PROBLEMS TO WORK ON –
1. In the excerpt about the Dent County water district, what kind of system is Dent County Water Supply District One?
2. Retype the water district excerpt word for word, everything from "Kellerman said that the board" down to "district might face.".
3. Continue the excerpt about the Dent County water district from where it stops.

SOURCE EXCERPT –
Additionally, Kirkman pointed out that Dent County Water Supply District One is a chlorinated system which requires daily testing. Kirkman said that in the December inspection there were only minor inconsistencies with DNR regulations at Dent County One that were remedied in a timely fashion in order for the Dent County Water Supply District One to maintain compliance.

Kellerman said that the board does their best to follow regulations in service to the public. Kellerman said that since he joined the board in 1993 they’ve added two towers, one pump and one booster station as water needs increased across the county. Kellerman said that the district is self-sustaining, the income from bills collected goes directly to the maintenance equipment or to have proper water testing done or is kept in a fund in order to pay for any unexpected expense that the district might face.

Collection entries

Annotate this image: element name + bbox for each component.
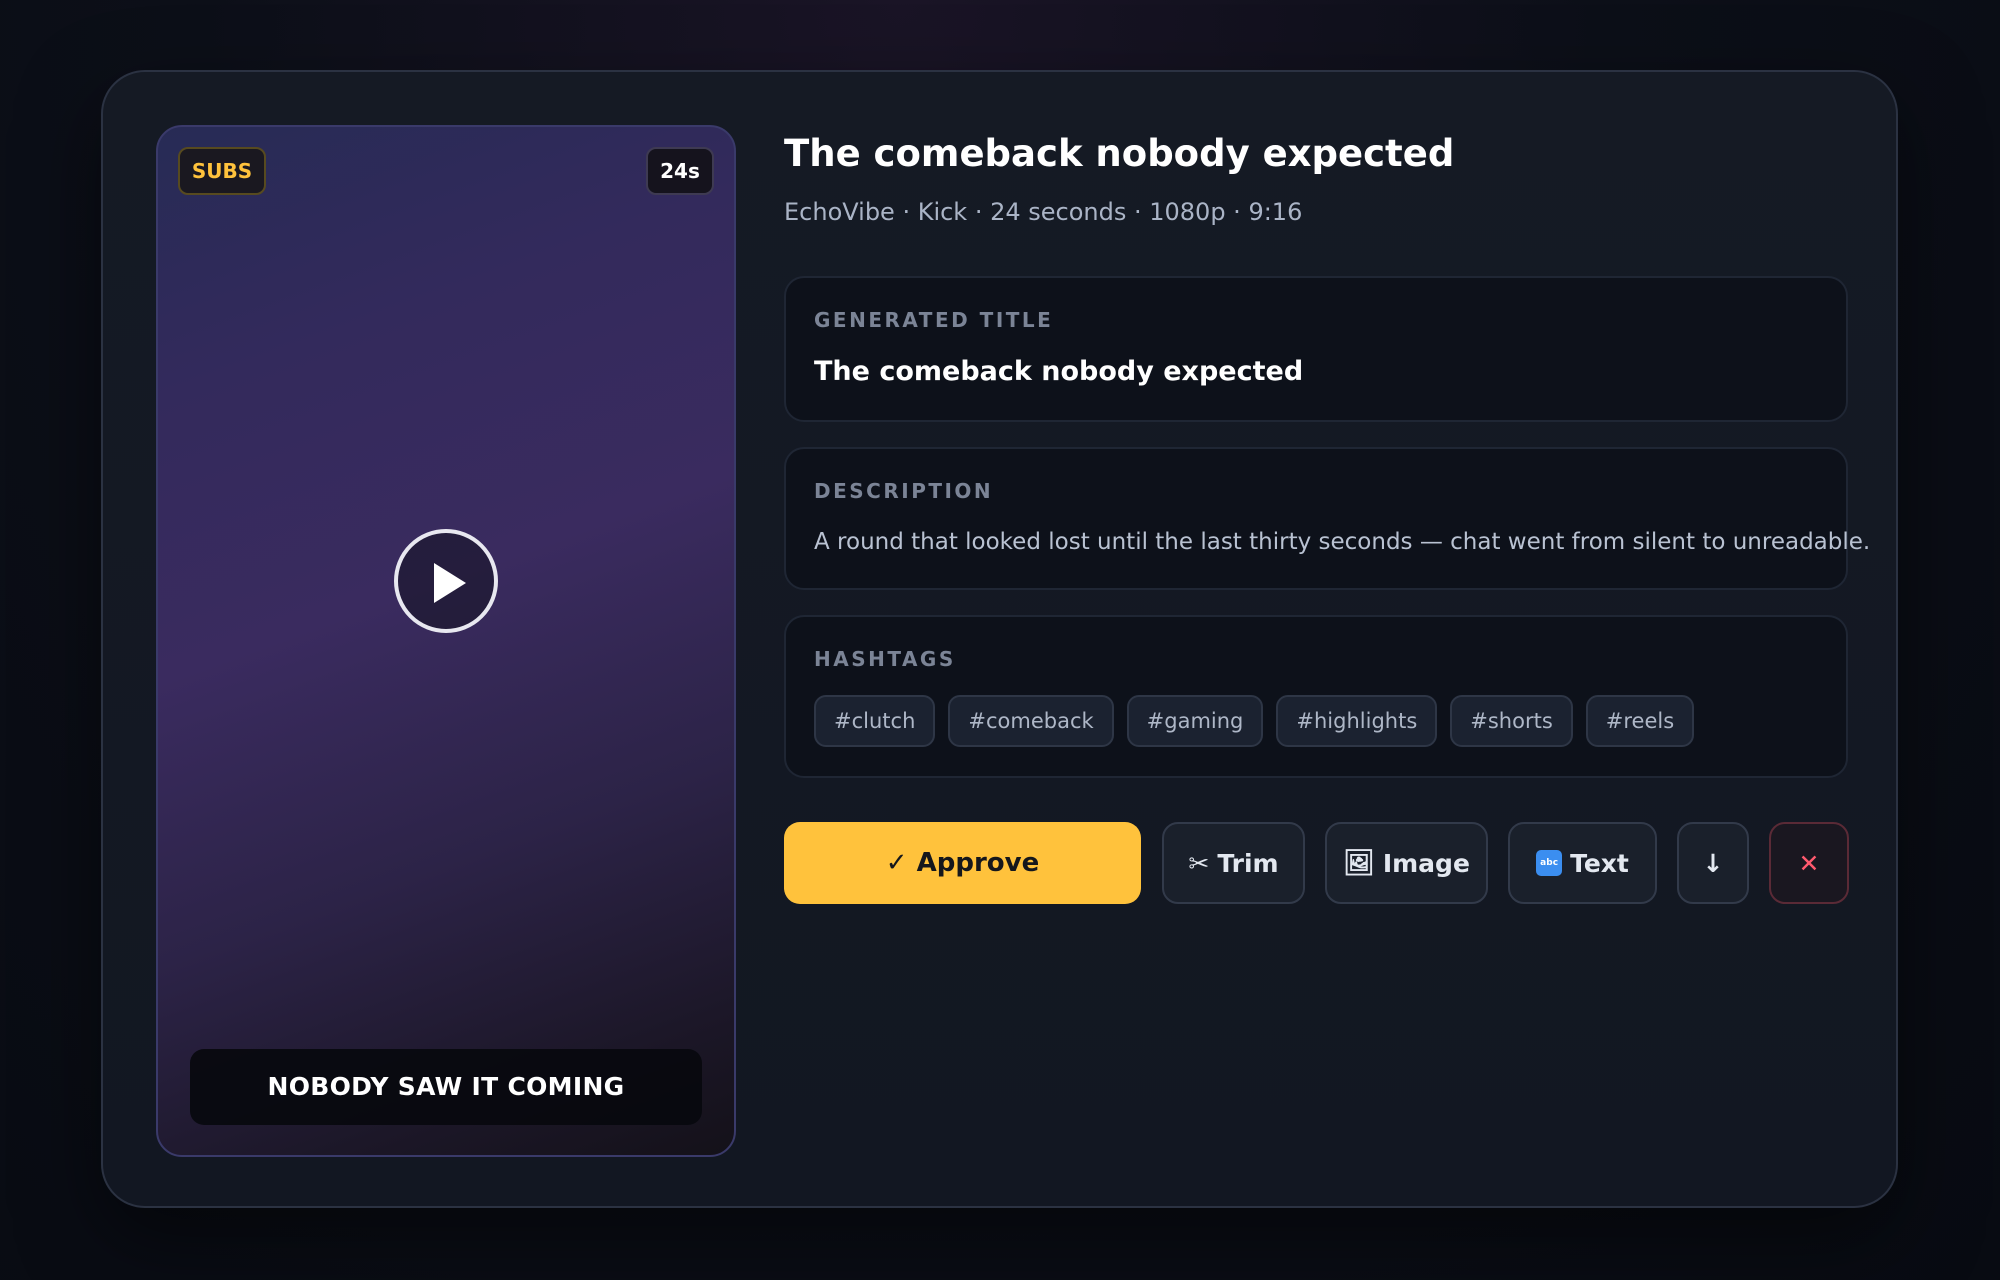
close-icon: ✕ [1798, 848, 1820, 878]
hashtag-chip[interactable]: #comeback [948, 695, 1114, 747]
subtitle-caption: NOBODY SAW IT COMING [190, 1049, 702, 1125]
play-icon [434, 563, 466, 603]
generated-title-panel: GENERATED TITLE The comeback nobody expe… [784, 276, 1848, 422]
trim-label: Trim [1217, 848, 1279, 878]
hashtag-list: #clutch #comeback #gaming #highlights #s… [814, 695, 1695, 747]
hashtag-chip[interactable]: #gaming [1126, 695, 1264, 747]
play-button[interactable] [394, 529, 498, 633]
clip-review-card: SUBS 24s NOBODY SAW IT COMING The comeba… [101, 70, 1898, 1208]
reject-button[interactable]: ✕ [1769, 822, 1849, 904]
clip-meta: EchoVibe · Kick · 24 seconds · 1080p · 9… [784, 198, 1303, 226]
generated-title-label: GENERATED TITLE [814, 308, 1054, 332]
trim-button[interactable]: ✂ Trim [1162, 822, 1305, 904]
hashtags-label: HASHTAGS [814, 647, 956, 671]
scissors-icon: ✂ [1188, 848, 1210, 878]
image-icon: 🖼 [1343, 848, 1375, 877]
hashtag-chip[interactable]: #shorts [1450, 695, 1573, 747]
subs-badge: SUBS [178, 147, 266, 195]
duration-badge: 24s [646, 147, 714, 195]
image-button[interactable]: 🖼 Image [1325, 822, 1488, 904]
image-label: Image [1382, 848, 1470, 878]
generated-title-value[interactable]: The comeback nobody expected [814, 356, 1303, 387]
hashtags-panel: HASHTAGS #clutch #comeback #gaming #high… [784, 615, 1848, 778]
approve-button[interactable]: ✓ Approve [784, 822, 1141, 904]
hashtag-chip[interactable]: #highlights [1276, 695, 1438, 747]
description-label: DESCRIPTION [814, 479, 994, 503]
text-label: Text [1570, 848, 1629, 878]
text-button[interactable]: abc Text [1508, 822, 1657, 904]
page-title: The comeback nobody expected [784, 132, 1455, 175]
text-abc-icon: abc [1536, 850, 1563, 876]
video-preview[interactable]: SUBS 24s NOBODY SAW IT COMING [156, 125, 736, 1157]
hashtag-chip[interactable]: #clutch [814, 695, 936, 747]
description-value[interactable]: A round that looked lost until the last … [814, 529, 1870, 555]
hashtag-chip[interactable]: #reels [1585, 695, 1695, 747]
description-panel: DESCRIPTION A round that looked lost unt… [784, 447, 1870, 590]
download-button[interactable]: ↓ [1677, 822, 1749, 904]
download-icon: ↓ [1702, 848, 1724, 878]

WRITTEN RESPONSES –
1. It is a chlorinated system that requires daily testing.

2.
Kellerman said that the board does their best to follow regulations in service to the public. Kellerman said that since he joined the board in 1993 they’ve added two towers, one pump and one booster station as water needs increased across the county. Kellerman said that the district is self-sustaining, the income from bills collected goes directly to the maintenance equipment or to have proper water testing done or is kept in a fund in order to pay for any unexpected expense that the district might face.

3.
“A lot of our lines were put in in the mid-70’s,” said Kellerman, “But our guys do a great job with upkeep and replacement as necessary.”

DNR regulates all public water supply systems that have at least 15 water hookups or serve at least 25 people 60 days out of the year. This includes what Kirkman described as community water supplies like Dent County One, which is overseen by an appointed board as well as city water supplies that are typically overseen by the respective city council.

Kirkman indicated that the public can find information on the Missouri DNR website page Drinking Water Watch , which includes detailed information about current data regarding every water supply in the state.